→ **EXERCISE**
Return all of the entries exactly as written.

→ **STORED DATA**

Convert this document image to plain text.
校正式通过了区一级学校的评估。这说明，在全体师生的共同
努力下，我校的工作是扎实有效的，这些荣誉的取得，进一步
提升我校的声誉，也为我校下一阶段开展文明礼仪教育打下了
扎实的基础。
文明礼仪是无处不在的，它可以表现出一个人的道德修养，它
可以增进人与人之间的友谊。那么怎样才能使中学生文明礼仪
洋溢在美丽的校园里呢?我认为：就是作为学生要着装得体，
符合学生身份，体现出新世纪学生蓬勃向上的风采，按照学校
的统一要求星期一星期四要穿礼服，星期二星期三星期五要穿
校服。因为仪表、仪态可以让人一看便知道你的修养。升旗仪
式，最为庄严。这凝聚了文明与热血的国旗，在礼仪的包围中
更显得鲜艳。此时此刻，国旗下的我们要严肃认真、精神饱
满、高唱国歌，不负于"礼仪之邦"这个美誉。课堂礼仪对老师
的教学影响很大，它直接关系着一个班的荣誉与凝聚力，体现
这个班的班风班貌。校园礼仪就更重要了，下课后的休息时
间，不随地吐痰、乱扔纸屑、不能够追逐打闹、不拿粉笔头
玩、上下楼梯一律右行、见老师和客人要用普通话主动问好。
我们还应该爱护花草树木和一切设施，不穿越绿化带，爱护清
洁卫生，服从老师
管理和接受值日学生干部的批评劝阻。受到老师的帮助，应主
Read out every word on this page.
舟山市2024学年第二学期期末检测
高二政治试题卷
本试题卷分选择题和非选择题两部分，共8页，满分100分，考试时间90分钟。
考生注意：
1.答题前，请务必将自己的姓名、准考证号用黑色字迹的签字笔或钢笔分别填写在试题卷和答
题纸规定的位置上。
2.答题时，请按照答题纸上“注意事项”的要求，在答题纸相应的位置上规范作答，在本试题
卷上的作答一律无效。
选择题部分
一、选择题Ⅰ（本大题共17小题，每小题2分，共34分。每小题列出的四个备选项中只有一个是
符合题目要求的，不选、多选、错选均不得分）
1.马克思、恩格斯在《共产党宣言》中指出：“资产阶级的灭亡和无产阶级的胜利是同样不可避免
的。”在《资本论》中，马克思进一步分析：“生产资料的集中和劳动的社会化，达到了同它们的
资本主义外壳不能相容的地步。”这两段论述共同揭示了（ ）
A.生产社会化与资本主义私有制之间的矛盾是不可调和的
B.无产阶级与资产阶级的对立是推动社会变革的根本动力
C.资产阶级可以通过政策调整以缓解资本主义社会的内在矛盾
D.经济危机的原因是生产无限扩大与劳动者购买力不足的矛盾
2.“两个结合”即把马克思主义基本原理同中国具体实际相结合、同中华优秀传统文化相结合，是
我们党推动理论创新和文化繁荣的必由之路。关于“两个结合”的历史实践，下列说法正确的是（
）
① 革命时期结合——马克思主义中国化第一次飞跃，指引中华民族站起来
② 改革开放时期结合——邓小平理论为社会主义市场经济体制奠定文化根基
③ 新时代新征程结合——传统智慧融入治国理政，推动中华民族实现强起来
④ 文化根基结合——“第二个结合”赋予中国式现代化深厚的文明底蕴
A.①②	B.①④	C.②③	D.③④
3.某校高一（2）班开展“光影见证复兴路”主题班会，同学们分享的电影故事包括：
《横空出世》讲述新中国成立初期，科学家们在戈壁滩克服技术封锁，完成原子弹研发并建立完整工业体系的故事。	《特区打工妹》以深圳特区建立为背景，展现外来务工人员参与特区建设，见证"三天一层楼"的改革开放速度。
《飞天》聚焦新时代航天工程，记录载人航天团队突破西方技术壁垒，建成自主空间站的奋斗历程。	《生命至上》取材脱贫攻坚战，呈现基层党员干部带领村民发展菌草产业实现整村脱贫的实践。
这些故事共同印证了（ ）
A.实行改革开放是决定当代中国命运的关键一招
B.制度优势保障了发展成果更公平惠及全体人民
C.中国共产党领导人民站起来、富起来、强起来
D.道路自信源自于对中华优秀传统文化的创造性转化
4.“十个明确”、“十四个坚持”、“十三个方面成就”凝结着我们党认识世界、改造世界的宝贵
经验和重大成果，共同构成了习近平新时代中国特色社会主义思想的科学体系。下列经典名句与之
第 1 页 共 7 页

→ **WORKED ANSWER**
Convert this document image to plain text.
校正式通过了区一级学校的评估。这说明，在全体师生的共同
努力下，我校的工作是扎实有效的，这些荣誉的取得，进一步
提升我校的声誉，也为我校下一阶段开展文明礼仪教育打下了
扎实的基础。
文明礼仪是无处不在的，它可以表现出一个人的道德修养，它
可以增进人与人之间的友谊。那么怎样才能使中学生文明礼仪
洋溢在美丽的校园里呢?我认为：就是作为学生要着装得体，
符合学生身份，体现出新世纪学生蓬勃向上的风采，按照学校
的统一要求星期一星期四要穿礼服，星期二星期三星期五要穿
校服。因为仪表、仪态可以让人一看便知道你的修养。升旗仪
式，最为庄严。这凝聚了文明与热血的国旗，在礼仪的包围中
更显得鲜艳。此时此刻，国旗下的我们要严肃认真、精神饱
满、高唱国歌，不负于"礼仪之邦"这个美誉。课堂礼仪对老师
的教学影响很大，它直接关系着一个班的荣誉与凝聚力，体现
这个班的班风班貌。校园礼仪就更重要了，下课后的休息时
间，不随地吐痰、乱扔纸屑、不能够追逐打闹、不拿粉笔头
玩、上下楼梯一律右行、见老师和客人要用普通话主动问好。
我们还应该爱护花草树木和一切设施，不穿越绿化带，爱护清
洁卫生，服从老师
管理和接受值日学生干部的批评劝阻。受到老师的帮助，应主
Read out every word on this page.
舟山市2024学年第二学期期末检测
高二政治试题卷
本试题卷分选择题和非选择题两部分，共8页，满分100分，考试时间90分钟。
考生注意：
1.答题前，请务必将自己的姓名、准考证号用黑色字迹的签字笔或钢笔分别填写在试题卷和答
题纸规定的位置上。
2.答题时，请按照答题纸上“注意事项”的要求，在答题纸相应的位置上规范作答，在本试题
卷上的作答一律无效。
选择题部分
一、选择题Ⅰ（本大题共17小题，每小题2分，共34分。每小题列出的四个备选项中只有一个是
符合题目要求的，不选、多选、错选均不得分）
1.马克思、恩格斯在《共产党宣言》中指出：“资产阶级的灭亡和无产阶级的胜利是同样不可避免
的。”在《资本论》中，马克思进一步分析：“生产资料的集中和劳动的社会化，达到了同它们的
资本主义外壳不能相容的地步。”这两段论述共同揭示了（ ）
A.生产社会化与资本主义私有制之间的矛盾是不可调和的
B.无产阶级与资产阶级的对立是推动社会变革的根本动力
C.资产阶级可以通过政策调整以缓解资本主义社会的内在矛盾
D.经济危机的原因是生产无限扩大与劳动者购买力不足的矛盾
2.“两个结合”即把马克思主义基本原理同中国具体实际相结合、同中华优秀传统文化相结合，是
我们党推动理论创新和文化繁荣的必由之路。关于“两个结合”的历史实践，下列说法正确的是（
）
① 革命时期结合——马克思主义中国化第一次飞跃，指引中华民族站起来
② 改革开放时期结合——邓小平理论为社会主义市场经济体制奠定文化根基
③ 新时代新征程结合——传统智慧融入治国理政，推动中华民族实现强起来
④ 文化根基结合——“第二个结合”赋予中国式现代化深厚的文明底蕴
A.①②	B.①④	C.②③	D.③④
3.某校高一（2）班开展“光影见证复兴路”主题班会，同学们分享的电影故事包括：
《横空出世》讲述新中国成立初期，科学家们在戈壁滩克服技术封锁，完成原子弹研发并建立完整工业体系的故事。	《特区打工妹》以深圳特区建立为背景，展现外来务工人员参与特区建设，见证"三天一层楼"的改革开放速度。
《飞天》聚焦新时代航天工程，记录载人航天团队突破西方技术壁垒，建成自主空间站的奋斗历程。	《生命至上》取材脱贫攻坚战，呈现基层党员干部带领村民发展菌草产业实现整村脱贫的实践。
这些故事共同印证了（ ）
A.实行改革开放是决定当代中国命运的关键一招
B.制度优势保障了发展成果更公平惠及全体人民
C.中国共产党领导人民站起来、富起来、强起来
D.道路自信源自于对中华优秀传统文化的创造性转化
4.“十个明确”、“十四个坚持”、“十三个方面成就”凝结着我们党认识世界、改造世界的宝贵
经验和重大成果，共同构成了习近平新时代中国特色社会主义思想的科学体系。下列经典名句与之
第 1 页 共 7 页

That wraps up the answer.